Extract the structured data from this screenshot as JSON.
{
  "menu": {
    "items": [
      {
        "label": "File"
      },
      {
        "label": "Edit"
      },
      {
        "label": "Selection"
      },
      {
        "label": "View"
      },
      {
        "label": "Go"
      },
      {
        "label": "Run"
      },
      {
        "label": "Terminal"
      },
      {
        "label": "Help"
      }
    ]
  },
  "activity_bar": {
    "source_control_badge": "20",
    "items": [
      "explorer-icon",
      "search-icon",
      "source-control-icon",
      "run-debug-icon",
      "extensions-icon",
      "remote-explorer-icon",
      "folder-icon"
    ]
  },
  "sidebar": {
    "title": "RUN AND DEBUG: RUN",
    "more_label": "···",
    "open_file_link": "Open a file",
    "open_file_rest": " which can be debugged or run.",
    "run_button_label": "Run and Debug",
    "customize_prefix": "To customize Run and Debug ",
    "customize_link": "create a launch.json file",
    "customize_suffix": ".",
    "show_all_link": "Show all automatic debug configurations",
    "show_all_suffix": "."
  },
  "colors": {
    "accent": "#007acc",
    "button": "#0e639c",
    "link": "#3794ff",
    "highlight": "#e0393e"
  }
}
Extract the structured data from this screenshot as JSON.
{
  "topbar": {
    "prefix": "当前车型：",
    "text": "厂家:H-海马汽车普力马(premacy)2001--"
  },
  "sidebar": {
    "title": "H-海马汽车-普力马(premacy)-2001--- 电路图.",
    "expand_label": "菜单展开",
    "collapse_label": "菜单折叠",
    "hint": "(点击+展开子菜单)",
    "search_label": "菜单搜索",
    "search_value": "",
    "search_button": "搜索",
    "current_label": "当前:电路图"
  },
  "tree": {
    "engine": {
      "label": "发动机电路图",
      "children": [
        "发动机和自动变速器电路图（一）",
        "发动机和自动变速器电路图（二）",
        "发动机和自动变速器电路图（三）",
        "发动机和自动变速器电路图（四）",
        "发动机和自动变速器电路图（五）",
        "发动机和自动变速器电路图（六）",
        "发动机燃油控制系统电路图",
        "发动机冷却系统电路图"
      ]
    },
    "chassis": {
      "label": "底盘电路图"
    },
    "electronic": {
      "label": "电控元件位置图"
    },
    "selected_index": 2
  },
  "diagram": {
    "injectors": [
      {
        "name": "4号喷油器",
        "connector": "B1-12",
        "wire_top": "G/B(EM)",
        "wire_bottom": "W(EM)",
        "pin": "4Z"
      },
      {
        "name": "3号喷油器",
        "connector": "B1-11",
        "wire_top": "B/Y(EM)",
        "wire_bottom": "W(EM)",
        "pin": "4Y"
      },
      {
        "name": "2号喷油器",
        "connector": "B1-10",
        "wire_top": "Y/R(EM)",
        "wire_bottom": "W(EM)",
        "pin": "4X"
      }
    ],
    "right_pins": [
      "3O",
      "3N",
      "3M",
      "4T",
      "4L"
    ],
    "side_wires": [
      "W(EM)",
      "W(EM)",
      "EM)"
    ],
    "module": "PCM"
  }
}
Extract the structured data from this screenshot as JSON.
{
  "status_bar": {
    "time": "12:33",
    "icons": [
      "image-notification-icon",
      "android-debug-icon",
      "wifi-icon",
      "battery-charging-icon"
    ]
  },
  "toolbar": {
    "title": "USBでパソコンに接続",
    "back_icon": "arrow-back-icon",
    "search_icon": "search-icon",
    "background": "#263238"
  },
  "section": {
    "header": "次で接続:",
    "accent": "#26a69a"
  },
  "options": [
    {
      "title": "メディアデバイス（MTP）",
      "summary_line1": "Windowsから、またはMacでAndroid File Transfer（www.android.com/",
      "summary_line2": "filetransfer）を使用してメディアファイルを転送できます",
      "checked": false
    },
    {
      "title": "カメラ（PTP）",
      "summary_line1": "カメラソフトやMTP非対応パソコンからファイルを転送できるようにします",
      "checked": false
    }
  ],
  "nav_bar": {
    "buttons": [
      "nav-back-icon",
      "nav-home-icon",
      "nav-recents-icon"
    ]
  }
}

────────────────────

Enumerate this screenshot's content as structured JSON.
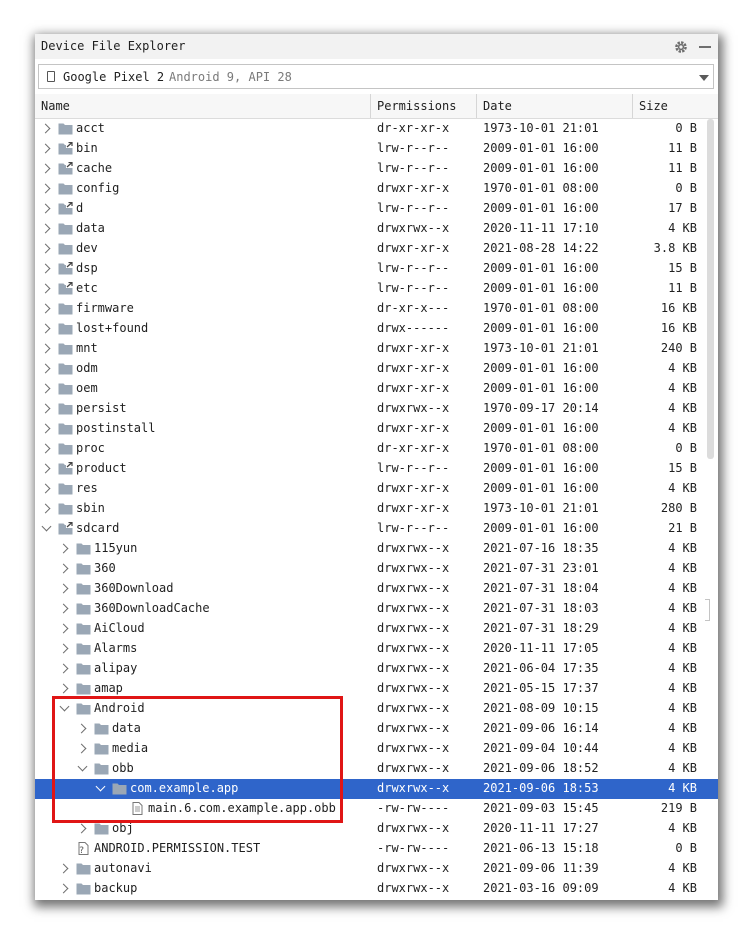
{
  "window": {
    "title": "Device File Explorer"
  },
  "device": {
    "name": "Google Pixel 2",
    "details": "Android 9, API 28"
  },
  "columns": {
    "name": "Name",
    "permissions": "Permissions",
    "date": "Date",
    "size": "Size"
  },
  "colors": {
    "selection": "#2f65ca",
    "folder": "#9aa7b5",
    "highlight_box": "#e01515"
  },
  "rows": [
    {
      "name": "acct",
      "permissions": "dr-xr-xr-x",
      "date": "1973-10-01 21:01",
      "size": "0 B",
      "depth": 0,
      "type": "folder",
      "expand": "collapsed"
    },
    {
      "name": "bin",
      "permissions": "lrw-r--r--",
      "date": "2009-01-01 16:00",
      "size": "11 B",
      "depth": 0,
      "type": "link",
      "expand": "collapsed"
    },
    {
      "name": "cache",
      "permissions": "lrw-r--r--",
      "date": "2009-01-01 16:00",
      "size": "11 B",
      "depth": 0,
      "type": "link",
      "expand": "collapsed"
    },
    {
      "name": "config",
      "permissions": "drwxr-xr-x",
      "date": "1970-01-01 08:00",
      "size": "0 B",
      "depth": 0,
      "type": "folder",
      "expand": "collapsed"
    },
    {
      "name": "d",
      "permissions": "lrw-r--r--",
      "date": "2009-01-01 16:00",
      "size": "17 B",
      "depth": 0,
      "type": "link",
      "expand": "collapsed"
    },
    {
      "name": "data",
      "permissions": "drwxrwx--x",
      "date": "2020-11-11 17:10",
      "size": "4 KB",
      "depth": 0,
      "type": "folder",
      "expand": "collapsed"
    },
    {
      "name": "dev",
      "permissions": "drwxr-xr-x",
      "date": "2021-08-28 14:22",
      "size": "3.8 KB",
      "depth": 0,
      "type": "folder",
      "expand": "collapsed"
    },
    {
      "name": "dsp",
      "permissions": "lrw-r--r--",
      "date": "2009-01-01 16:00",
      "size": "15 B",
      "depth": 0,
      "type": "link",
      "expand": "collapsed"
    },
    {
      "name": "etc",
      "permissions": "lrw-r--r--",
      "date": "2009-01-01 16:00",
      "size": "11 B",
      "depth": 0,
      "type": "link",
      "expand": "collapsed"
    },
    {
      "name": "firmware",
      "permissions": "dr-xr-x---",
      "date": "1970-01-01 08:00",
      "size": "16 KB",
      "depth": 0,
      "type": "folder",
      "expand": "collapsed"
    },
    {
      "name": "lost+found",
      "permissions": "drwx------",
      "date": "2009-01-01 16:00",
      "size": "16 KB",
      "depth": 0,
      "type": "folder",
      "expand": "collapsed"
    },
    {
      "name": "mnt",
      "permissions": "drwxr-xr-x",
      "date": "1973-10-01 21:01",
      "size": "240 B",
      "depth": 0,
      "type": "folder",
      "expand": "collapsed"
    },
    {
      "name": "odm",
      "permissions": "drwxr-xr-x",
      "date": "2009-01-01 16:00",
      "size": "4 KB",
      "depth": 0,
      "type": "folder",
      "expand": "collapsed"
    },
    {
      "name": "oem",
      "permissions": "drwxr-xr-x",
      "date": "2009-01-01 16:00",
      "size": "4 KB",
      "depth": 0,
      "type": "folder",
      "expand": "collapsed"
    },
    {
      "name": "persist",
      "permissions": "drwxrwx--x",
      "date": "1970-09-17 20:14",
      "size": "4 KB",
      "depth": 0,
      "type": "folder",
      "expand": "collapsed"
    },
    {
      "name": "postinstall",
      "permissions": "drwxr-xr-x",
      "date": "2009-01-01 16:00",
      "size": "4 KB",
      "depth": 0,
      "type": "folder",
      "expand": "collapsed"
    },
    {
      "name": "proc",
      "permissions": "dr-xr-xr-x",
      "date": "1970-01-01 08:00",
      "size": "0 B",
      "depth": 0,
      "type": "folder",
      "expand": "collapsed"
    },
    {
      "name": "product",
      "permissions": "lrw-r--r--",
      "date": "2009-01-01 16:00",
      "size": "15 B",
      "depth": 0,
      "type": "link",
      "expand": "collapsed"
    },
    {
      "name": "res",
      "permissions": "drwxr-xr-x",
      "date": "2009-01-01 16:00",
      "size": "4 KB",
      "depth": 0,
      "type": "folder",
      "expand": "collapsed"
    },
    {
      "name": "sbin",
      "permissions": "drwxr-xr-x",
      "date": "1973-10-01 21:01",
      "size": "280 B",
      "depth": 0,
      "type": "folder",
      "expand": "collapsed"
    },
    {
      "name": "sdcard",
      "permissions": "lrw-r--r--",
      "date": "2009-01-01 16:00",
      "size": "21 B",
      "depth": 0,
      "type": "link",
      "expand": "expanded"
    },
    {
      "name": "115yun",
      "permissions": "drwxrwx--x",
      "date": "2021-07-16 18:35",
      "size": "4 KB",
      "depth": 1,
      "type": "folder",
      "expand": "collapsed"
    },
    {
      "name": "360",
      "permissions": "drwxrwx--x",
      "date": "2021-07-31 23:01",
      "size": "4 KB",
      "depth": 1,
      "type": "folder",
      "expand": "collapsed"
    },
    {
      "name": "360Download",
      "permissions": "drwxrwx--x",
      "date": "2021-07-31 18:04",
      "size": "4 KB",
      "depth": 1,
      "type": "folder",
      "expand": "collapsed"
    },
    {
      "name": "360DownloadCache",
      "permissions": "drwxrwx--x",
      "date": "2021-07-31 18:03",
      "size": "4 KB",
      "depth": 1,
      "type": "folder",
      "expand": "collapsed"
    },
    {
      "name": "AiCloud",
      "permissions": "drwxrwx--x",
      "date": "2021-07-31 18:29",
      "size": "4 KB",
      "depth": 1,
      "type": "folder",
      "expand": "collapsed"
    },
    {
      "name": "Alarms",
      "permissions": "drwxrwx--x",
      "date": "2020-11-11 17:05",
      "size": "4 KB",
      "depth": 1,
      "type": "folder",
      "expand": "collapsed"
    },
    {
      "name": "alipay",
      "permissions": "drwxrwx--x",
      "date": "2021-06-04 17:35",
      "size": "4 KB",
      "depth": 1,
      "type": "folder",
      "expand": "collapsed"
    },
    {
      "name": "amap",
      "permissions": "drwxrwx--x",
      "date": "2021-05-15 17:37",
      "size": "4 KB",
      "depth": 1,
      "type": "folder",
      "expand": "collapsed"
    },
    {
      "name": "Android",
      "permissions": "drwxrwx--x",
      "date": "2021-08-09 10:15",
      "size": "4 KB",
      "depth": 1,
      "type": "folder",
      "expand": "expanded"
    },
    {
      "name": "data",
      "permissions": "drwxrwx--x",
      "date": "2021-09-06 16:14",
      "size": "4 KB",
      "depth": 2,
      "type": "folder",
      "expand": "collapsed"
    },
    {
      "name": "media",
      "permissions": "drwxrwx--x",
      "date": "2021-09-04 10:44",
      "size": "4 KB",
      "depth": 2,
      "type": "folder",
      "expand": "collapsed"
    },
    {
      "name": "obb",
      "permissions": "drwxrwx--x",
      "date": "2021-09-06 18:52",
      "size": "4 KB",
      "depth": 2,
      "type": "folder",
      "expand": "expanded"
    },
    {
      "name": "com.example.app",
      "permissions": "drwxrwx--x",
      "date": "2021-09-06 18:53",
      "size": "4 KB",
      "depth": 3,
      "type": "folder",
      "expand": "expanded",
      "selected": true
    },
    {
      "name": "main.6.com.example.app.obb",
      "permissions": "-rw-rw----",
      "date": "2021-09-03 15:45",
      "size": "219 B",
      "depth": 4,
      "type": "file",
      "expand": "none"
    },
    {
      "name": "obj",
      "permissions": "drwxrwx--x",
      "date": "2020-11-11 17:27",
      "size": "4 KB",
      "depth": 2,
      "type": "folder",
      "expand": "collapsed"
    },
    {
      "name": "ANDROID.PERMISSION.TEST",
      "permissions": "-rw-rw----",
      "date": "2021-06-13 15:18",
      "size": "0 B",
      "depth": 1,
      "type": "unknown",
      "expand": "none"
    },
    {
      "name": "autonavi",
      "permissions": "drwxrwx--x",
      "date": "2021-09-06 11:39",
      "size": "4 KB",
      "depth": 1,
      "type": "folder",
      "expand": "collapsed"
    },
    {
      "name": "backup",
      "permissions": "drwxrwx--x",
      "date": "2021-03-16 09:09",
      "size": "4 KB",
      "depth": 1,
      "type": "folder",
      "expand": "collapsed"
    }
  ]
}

────────────────────

◆ **The problem**
Report the number of lines above containing the word "发动机和自动变速器电路图", with no other text.

◆ **Answer for the task**
6